# Goal
Copy the items from the first line up to and including the line with "effect-attack: +42 [456, 303, 608, 358]", switching "swap-potions-icon" to "swap-potions-button" and leaving everything else unchanged.

--------------------------------

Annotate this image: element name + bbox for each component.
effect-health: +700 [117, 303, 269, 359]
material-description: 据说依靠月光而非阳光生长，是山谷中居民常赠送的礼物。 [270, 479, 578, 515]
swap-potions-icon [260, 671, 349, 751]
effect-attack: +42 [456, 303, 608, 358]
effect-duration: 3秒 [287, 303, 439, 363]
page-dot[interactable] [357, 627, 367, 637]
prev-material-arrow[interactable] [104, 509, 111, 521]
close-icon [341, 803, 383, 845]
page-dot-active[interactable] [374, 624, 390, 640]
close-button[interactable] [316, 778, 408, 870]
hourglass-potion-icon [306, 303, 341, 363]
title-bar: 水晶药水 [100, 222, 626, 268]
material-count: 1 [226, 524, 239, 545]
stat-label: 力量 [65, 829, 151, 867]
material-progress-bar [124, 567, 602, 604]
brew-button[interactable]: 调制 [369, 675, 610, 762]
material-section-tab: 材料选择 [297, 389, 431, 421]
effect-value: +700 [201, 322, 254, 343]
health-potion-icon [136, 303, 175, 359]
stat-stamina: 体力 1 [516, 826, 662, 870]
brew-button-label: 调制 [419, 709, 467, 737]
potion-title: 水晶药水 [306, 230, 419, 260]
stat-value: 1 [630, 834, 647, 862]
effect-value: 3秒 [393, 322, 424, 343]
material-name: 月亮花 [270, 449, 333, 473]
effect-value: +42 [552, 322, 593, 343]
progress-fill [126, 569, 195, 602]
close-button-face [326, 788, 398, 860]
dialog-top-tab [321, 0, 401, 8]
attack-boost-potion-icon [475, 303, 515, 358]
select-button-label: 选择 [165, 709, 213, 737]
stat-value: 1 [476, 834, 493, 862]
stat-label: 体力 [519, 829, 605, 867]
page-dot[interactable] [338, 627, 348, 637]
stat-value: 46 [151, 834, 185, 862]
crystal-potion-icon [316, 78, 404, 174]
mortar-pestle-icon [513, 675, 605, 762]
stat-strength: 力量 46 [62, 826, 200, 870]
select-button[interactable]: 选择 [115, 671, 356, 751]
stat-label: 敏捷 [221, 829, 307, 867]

--------------------------------

# Final result
Annotate this image: element name + bbox for each component.
effect-health: +700 [117, 303, 269, 359]
material-description: 据说依靠月光而非阳光生长，是山谷中居民常赠送的礼物。 [270, 479, 578, 515]
swap-potions-button [260, 671, 349, 751]
effect-attack: +42 [456, 303, 608, 358]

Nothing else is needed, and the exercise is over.